> _Task prompt_:
Print every entry, word for word, and skip the images.

> _Provided data_:
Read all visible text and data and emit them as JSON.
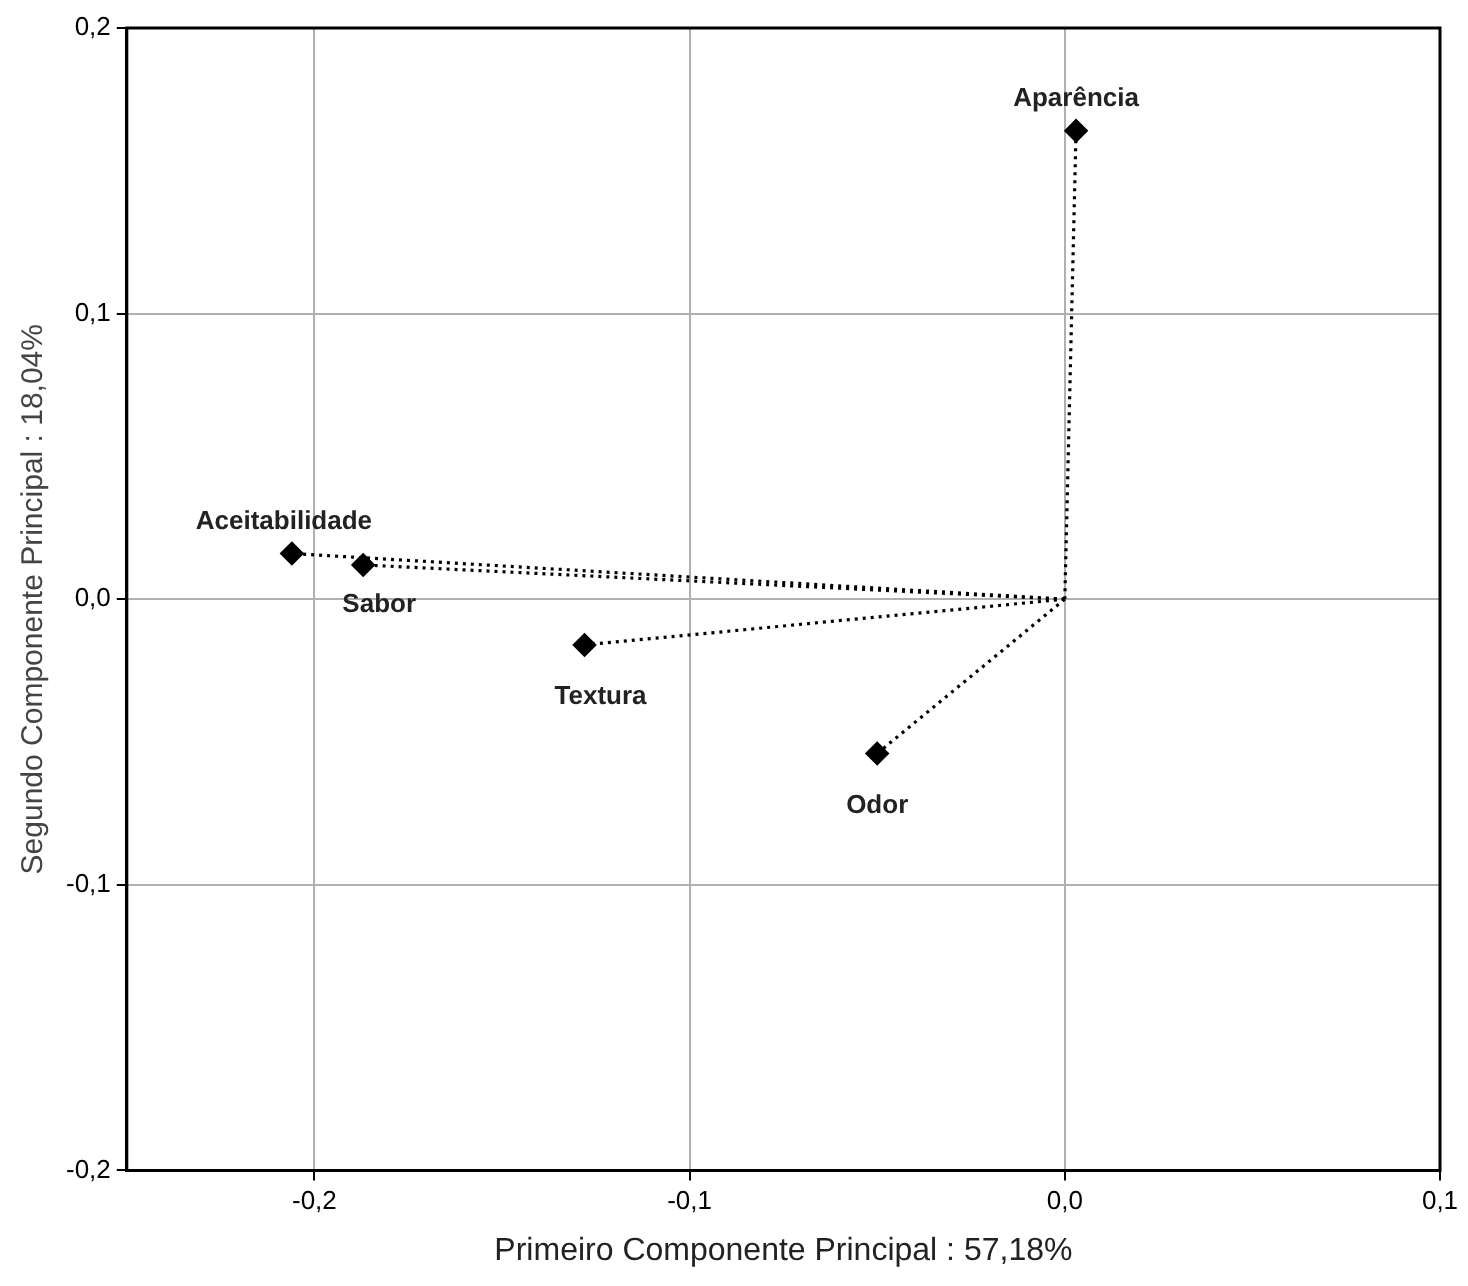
{
  "chart_data": {
    "type": "line",
    "xlabel": "Primeiro Componente Principal : 57,18%",
    "ylabel": "Segundo Componente Principal : 18,04%",
    "series": [
      {
        "name": "Aparência",
        "color": "#000000",
        "x": [
          0,
          0.003
        ],
        "values": [
          0,
          0.164
        ]
      },
      {
        "name": "Aceitabilidade",
        "color": "#000000",
        "x": [
          0,
          -0.206
        ],
        "values": [
          0,
          0.016
        ]
      },
      {
        "name": "Sabor",
        "color": "#000000",
        "x": [
          0,
          -0.187
        ],
        "values": [
          0,
          0.012
        ]
      },
      {
        "name": "Textura",
        "color": "#000000",
        "x": [
          0,
          -0.128
        ],
        "values": [
          0,
          -0.016
        ]
      },
      {
        "name": "Odor",
        "color": "#000000",
        "x": [
          0,
          -0.05
        ],
        "values": [
          0,
          -0.054
        ]
      }
    ],
    "xlim": [
      -0.25,
      0.1
    ],
    "xticks": [
      {
        "value": -0.2,
        "label": "-0,2"
      },
      {
        "value": -0.1,
        "label": "-0,1"
      },
      {
        "value": 0,
        "label": "0,0"
      },
      {
        "value": 0.1,
        "label": "0,1"
      }
    ],
    "ylim": [
      -0.2,
      0.2
    ],
    "yticks": [
      {
        "value": -0.2,
        "label": "-0,2"
      },
      {
        "value": -0.1,
        "label": "-0,1"
      },
      {
        "value": 0,
        "label": "0,0"
      },
      {
        "value": 0.1,
        "label": "0,1"
      },
      {
        "value": 0.2,
        "label": "0,2"
      }
    ],
    "grid": true,
    "marker": "diamond",
    "line_style": "dotted",
    "legend": false
  }
}
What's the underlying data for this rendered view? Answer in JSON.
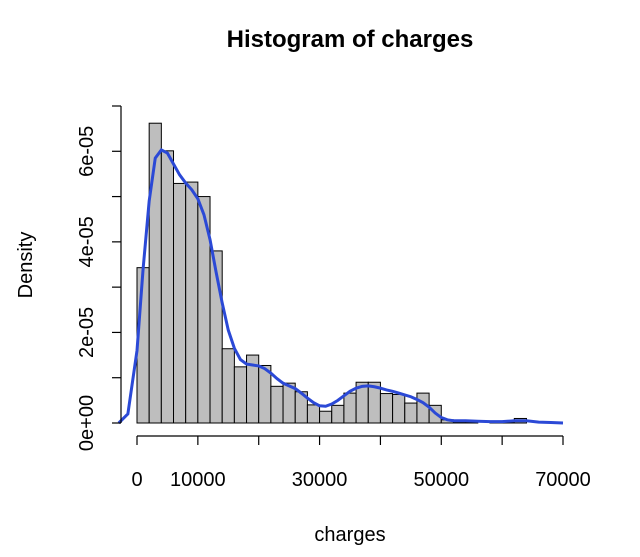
{
  "chart_data": {
    "type": "bar",
    "title": "Histogram of charges",
    "xlabel": "charges",
    "ylabel": "Density",
    "xlim": [
      0,
      70000
    ],
    "ylim": [
      0,
      7e-05
    ],
    "bin_width": 2000,
    "bins": [
      {
        "x0": 0,
        "x1": 2000,
        "density": 3.43e-05
      },
      {
        "x0": 2000,
        "x1": 4000,
        "density": 6.62e-05
      },
      {
        "x0": 4000,
        "x1": 6000,
        "density": 6.01e-05
      },
      {
        "x0": 6000,
        "x1": 8000,
        "density": 5.29e-05
      },
      {
        "x0": 8000,
        "x1": 10000,
        "density": 5.32e-05
      },
      {
        "x0": 10000,
        "x1": 12000,
        "density": 5e-05
      },
      {
        "x0": 12000,
        "x1": 14000,
        "density": 3.8e-05
      },
      {
        "x0": 14000,
        "x1": 16000,
        "density": 1.64e-05
      },
      {
        "x0": 16000,
        "x1": 18000,
        "density": 1.24e-05
      },
      {
        "x0": 18000,
        "x1": 20000,
        "density": 1.5e-05
      },
      {
        "x0": 20000,
        "x1": 22000,
        "density": 1.27e-05
      },
      {
        "x0": 22000,
        "x1": 24000,
        "density": 8.1e-06
      },
      {
        "x0": 24000,
        "x1": 26000,
        "density": 8.8e-06
      },
      {
        "x0": 26000,
        "x1": 28000,
        "density": 6.9e-06
      },
      {
        "x0": 28000,
        "x1": 30000,
        "density": 4e-06
      },
      {
        "x0": 30000,
        "x1": 32000,
        "density": 2.6e-06
      },
      {
        "x0": 32000,
        "x1": 34000,
        "density": 3.9e-06
      },
      {
        "x0": 34000,
        "x1": 36000,
        "density": 6.6e-06
      },
      {
        "x0": 36000,
        "x1": 38000,
        "density": 9e-06
      },
      {
        "x0": 38000,
        "x1": 40000,
        "density": 9e-06
      },
      {
        "x0": 40000,
        "x1": 42000,
        "density": 6.5e-06
      },
      {
        "x0": 42000,
        "x1": 44000,
        "density": 6.3e-06
      },
      {
        "x0": 44000,
        "x1": 46000,
        "density": 4.4e-06
      },
      {
        "x0": 46000,
        "x1": 48000,
        "density": 6.6e-06
      },
      {
        "x0": 48000,
        "x1": 50000,
        "density": 3.9e-06
      },
      {
        "x0": 50000,
        "x1": 52000,
        "density": 7e-07
      },
      {
        "x0": 52000,
        "x1": 54000,
        "density": 1e-07
      },
      {
        "x0": 54000,
        "x1": 56000,
        "density": 1e-07
      },
      {
        "x0": 56000,
        "x1": 58000,
        "density": 0.0
      },
      {
        "x0": 58000,
        "x1": 60000,
        "density": 3e-07
      },
      {
        "x0": 60000,
        "x1": 62000,
        "density": 1e-07
      },
      {
        "x0": 62000,
        "x1": 64000,
        "density": 1e-06
      },
      {
        "x0": 64000,
        "x1": 66000,
        "density": 0.0
      },
      {
        "x0": 66000,
        "x1": 68000,
        "density": 0.0
      },
      {
        "x0": 68000,
        "x1": 70000,
        "density": 0.0
      }
    ],
    "series": [
      {
        "type": "line",
        "color": "#2b49d6",
        "x": [
          -3000,
          -1500,
          0,
          1000,
          2000,
          3000,
          4000,
          5000,
          6000,
          7000,
          8000,
          9000,
          10000,
          11000,
          12000,
          13000,
          14000,
          15000,
          16000,
          17000,
          18000,
          19000,
          20000,
          21000,
          22000,
          23000,
          24000,
          25000,
          26000,
          27000,
          28000,
          29000,
          30000,
          31000,
          32000,
          33000,
          34000,
          35000,
          36000,
          37000,
          38000,
          39000,
          40000,
          41000,
          42000,
          43000,
          44000,
          45000,
          46000,
          47000,
          48000,
          49000,
          50000,
          51000,
          52000,
          54000,
          56000,
          58000,
          60000,
          62000,
          64000,
          66000,
          68000,
          70000
        ],
        "y": [
          0.0,
          2e-06,
          1.6e-05,
          3.4e-05,
          4.9e-05,
          5.85e-05,
          6.03e-05,
          5.96e-05,
          5.72e-05,
          5.48e-05,
          5.3e-05,
          5.15e-05,
          4.95e-05,
          4.6e-05,
          4.05e-05,
          3.33e-05,
          2.65e-05,
          2.05e-05,
          1.65e-05,
          1.4e-05,
          1.3e-05,
          1.28e-05,
          1.26e-05,
          1.2e-05,
          1.1e-05,
          9.8e-06,
          8.8e-06,
          8.2e-06,
          7.6e-06,
          6.6e-06,
          5.5e-06,
          4.5e-06,
          3.8e-06,
          3.7e-06,
          4.2e-06,
          5e-06,
          6e-06,
          7e-06,
          7.7e-06,
          8.1e-06,
          8.2e-06,
          8e-06,
          7.7e-06,
          7.3e-06,
          7e-06,
          6.6e-06,
          6.2e-06,
          5.8e-06,
          5.2e-06,
          4.5e-06,
          3.5e-06,
          2.2e-06,
          1.2e-06,
          7e-07,
          5e-07,
          5e-07,
          4e-07,
          3e-07,
          3e-07,
          5e-07,
          5e-07,
          2e-07,
          1e-07,
          0.0
        ]
      }
    ],
    "x_ticks": [
      0,
      10000,
      20000,
      30000,
      40000,
      50000,
      60000,
      70000
    ],
    "x_tick_labels": [
      "0",
      "10000",
      "",
      "30000",
      "",
      "50000",
      "",
      "70000"
    ],
    "y_ticks": [
      0,
      1e-05,
      2e-05,
      3e-05,
      4e-05,
      5e-05,
      6e-05,
      7e-05
    ],
    "y_tick_labels": [
      "0e+00",
      "",
      "2e-05",
      "",
      "4e-05",
      "",
      "6e-05",
      ""
    ],
    "grid": false,
    "legend": "none"
  }
}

> _In response_:
Read all visible text and data and emit them as JSON.
{
  "chart_data": {
    "type": "line",
    "xlabel": "Primeiro Componente Principal : 57,18%",
    "ylabel": "Segundo Componente Principal : 18,04%",
    "series": [
      {
        "name": "Aparência",
        "color": "#000000",
        "x": [
          0,
          0.003
        ],
        "values": [
          0,
          0.164
        ]
      },
      {
        "name": "Aceitabilidade",
        "color": "#000000",
        "x": [
          0,
          -0.206
        ],
        "values": [
          0,
          0.016
        ]
      },
      {
        "name": "Sabor",
        "color": "#000000",
        "x": [
          0,
          -0.187
        ],
        "values": [
          0,
          0.012
        ]
      },
      {
        "name": "Textura",
        "color": "#000000",
        "x": [
          0,
          -0.128
        ],
        "values": [
          0,
          -0.016
        ]
      },
      {
        "name": "Odor",
        "color": "#000000",
        "x": [
          0,
          -0.05
        ],
        "values": [
          0,
          -0.054
        ]
      }
    ],
    "xlim": [
      -0.25,
      0.1
    ],
    "xticks": [
      {
        "value": -0.2,
        "label": "-0,2"
      },
      {
        "value": -0.1,
        "label": "-0,1"
      },
      {
        "value": 0,
        "label": "0,0"
      },
      {
        "value": 0.1,
        "label": "0,1"
      }
    ],
    "ylim": [
      -0.2,
      0.2
    ],
    "yticks": [
      {
        "value": -0.2,
        "label": "-0,2"
      },
      {
        "value": -0.1,
        "label": "-0,1"
      },
      {
        "value": 0,
        "label": "0,0"
      },
      {
        "value": 0.1,
        "label": "0,1"
      },
      {
        "value": 0.2,
        "label": "0,2"
      }
    ],
    "grid": true,
    "marker": "diamond",
    "line_style": "dotted",
    "legend": false
  }
}
What's the underlying data for this rendered view? Answer in JSON.
{
  "chart_data": {
    "type": "bar",
    "title": "Histogram of charges",
    "xlabel": "charges",
    "ylabel": "Density",
    "xlim": [
      0,
      70000
    ],
    "ylim": [
      0,
      7e-05
    ],
    "bin_width": 2000,
    "bins": [
      {
        "x0": 0,
        "x1": 2000,
        "density": 3.43e-05
      },
      {
        "x0": 2000,
        "x1": 4000,
        "density": 6.62e-05
      },
      {
        "x0": 4000,
        "x1": 6000,
        "density": 6.01e-05
      },
      {
        "x0": 6000,
        "x1": 8000,
        "density": 5.29e-05
      },
      {
        "x0": 8000,
        "x1": 10000,
        "density": 5.32e-05
      },
      {
        "x0": 10000,
        "x1": 12000,
        "density": 5e-05
      },
      {
        "x0": 12000,
        "x1": 14000,
        "density": 3.8e-05
      },
      {
        "x0": 14000,
        "x1": 16000,
        "density": 1.64e-05
      },
      {
        "x0": 16000,
        "x1": 18000,
        "density": 1.24e-05
      },
      {
        "x0": 18000,
        "x1": 20000,
        "density": 1.5e-05
      },
      {
        "x0": 20000,
        "x1": 22000,
        "density": 1.27e-05
      },
      {
        "x0": 22000,
        "x1": 24000,
        "density": 8.1e-06
      },
      {
        "x0": 24000,
        "x1": 26000,
        "density": 8.8e-06
      },
      {
        "x0": 26000,
        "x1": 28000,
        "density": 6.9e-06
      },
      {
        "x0": 28000,
        "x1": 30000,
        "density": 4e-06
      },
      {
        "x0": 30000,
        "x1": 32000,
        "density": 2.6e-06
      },
      {
        "x0": 32000,
        "x1": 34000,
        "density": 3.9e-06
      },
      {
        "x0": 34000,
        "x1": 36000,
        "density": 6.6e-06
      },
      {
        "x0": 36000,
        "x1": 38000,
        "density": 9e-06
      },
      {
        "x0": 38000,
        "x1": 40000,
        "density": 9e-06
      },
      {
        "x0": 40000,
        "x1": 42000,
        "density": 6.5e-06
      },
      {
        "x0": 42000,
        "x1": 44000,
        "density": 6.3e-06
      },
      {
        "x0": 44000,
        "x1": 46000,
        "density": 4.4e-06
      },
      {
        "x0": 46000,
        "x1": 48000,
        "density": 6.6e-06
      },
      {
        "x0": 48000,
        "x1": 50000,
        "density": 3.9e-06
      },
      {
        "x0": 50000,
        "x1": 52000,
        "density": 7e-07
      },
      {
        "x0": 52000,
        "x1": 54000,
        "density": 1e-07
      },
      {
        "x0": 54000,
        "x1": 56000,
        "density": 1e-07
      },
      {
        "x0": 56000,
        "x1": 58000,
        "density": 0.0
      },
      {
        "x0": 58000,
        "x1": 60000,
        "density": 3e-07
      },
      {
        "x0": 60000,
        "x1": 62000,
        "density": 1e-07
      },
      {
        "x0": 62000,
        "x1": 64000,
        "density": 1e-06
      },
      {
        "x0": 64000,
        "x1": 66000,
        "density": 0.0
      },
      {
        "x0": 66000,
        "x1": 68000,
        "density": 0.0
      },
      {
        "x0": 68000,
        "x1": 70000,
        "density": 0.0
      }
    ],
    "series": [
      {
        "type": "line",
        "color": "#2b49d6",
        "x": [
          -3000,
          -1500,
          0,
          1000,
          2000,
          3000,
          4000,
          5000,
          6000,
          7000,
          8000,
          9000,
          10000,
          11000,
          12000,
          13000,
          14000,
          15000,
          16000,
          17000,
          18000,
          19000,
          20000,
          21000,
          22000,
          23000,
          24000,
          25000,
          26000,
          27000,
          28000,
          29000,
          30000,
          31000,
          32000,
          33000,
          34000,
          35000,
          36000,
          37000,
          38000,
          39000,
          40000,
          41000,
          42000,
          43000,
          44000,
          45000,
          46000,
          47000,
          48000,
          49000,
          50000,
          51000,
          52000,
          54000,
          56000,
          58000,
          60000,
          62000,
          64000,
          66000,
          68000,
          70000
        ],
        "y": [
          0.0,
          2e-06,
          1.6e-05,
          3.4e-05,
          4.9e-05,
          5.85e-05,
          6.03e-05,
          5.96e-05,
          5.72e-05,
          5.48e-05,
          5.3e-05,
          5.15e-05,
          4.95e-05,
          4.6e-05,
          4.05e-05,
          3.33e-05,
          2.65e-05,
          2.05e-05,
          1.65e-05,
          1.4e-05,
          1.3e-05,
          1.28e-05,
          1.26e-05,
          1.2e-05,
          1.1e-05,
          9.8e-06,
          8.8e-06,
          8.2e-06,
          7.6e-06,
          6.6e-06,
          5.5e-06,
          4.5e-06,
          3.8e-06,
          3.7e-06,
          4.2e-06,
          5e-06,
          6e-06,
          7e-06,
          7.7e-06,
          8.1e-06,
          8.2e-06,
          8e-06,
          7.7e-06,
          7.3e-06,
          7e-06,
          6.6e-06,
          6.2e-06,
          5.8e-06,
          5.2e-06,
          4.5e-06,
          3.5e-06,
          2.2e-06,
          1.2e-06,
          7e-07,
          5e-07,
          5e-07,
          4e-07,
          3e-07,
          3e-07,
          5e-07,
          5e-07,
          2e-07,
          1e-07,
          0.0
        ]
      }
    ],
    "x_ticks": [
      0,
      10000,
      20000,
      30000,
      40000,
      50000,
      60000,
      70000
    ],
    "x_tick_labels": [
      "0",
      "10000",
      "",
      "30000",
      "",
      "50000",
      "",
      "70000"
    ],
    "y_ticks": [
      0,
      1e-05,
      2e-05,
      3e-05,
      4e-05,
      5e-05,
      6e-05,
      7e-05
    ],
    "y_tick_labels": [
      "0e+00",
      "",
      "2e-05",
      "",
      "4e-05",
      "",
      "6e-05",
      ""
    ],
    "grid": false,
    "legend": "none"
  }
}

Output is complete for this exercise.